DIRECTIONS FOR THIS TASK: Please copy each line from the entries that contains the string "Protein".

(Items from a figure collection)
:::

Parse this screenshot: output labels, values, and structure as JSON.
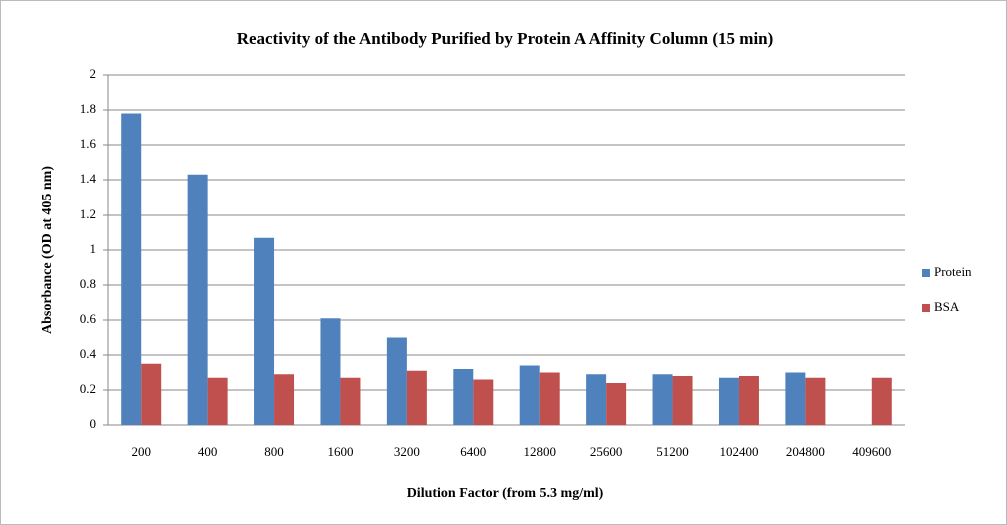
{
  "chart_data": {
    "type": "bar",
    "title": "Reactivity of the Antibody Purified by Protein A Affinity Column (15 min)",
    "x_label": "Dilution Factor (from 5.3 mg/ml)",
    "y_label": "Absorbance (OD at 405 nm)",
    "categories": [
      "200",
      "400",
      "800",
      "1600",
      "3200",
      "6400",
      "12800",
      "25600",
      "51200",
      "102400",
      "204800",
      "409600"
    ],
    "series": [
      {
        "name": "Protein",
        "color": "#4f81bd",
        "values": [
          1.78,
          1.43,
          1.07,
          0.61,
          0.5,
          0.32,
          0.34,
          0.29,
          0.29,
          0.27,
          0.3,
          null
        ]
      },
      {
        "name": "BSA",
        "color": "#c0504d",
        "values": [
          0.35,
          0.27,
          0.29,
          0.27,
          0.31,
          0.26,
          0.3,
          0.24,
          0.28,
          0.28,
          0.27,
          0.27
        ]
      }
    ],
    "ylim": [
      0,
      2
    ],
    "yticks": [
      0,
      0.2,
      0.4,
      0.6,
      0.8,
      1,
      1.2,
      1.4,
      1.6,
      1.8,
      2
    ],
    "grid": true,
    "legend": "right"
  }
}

:::

ANSWER BELOW:
    "title": "Reactivity of the Antibody Purified by Protein A Affinity Column (15 min)",
        "name": "Protein",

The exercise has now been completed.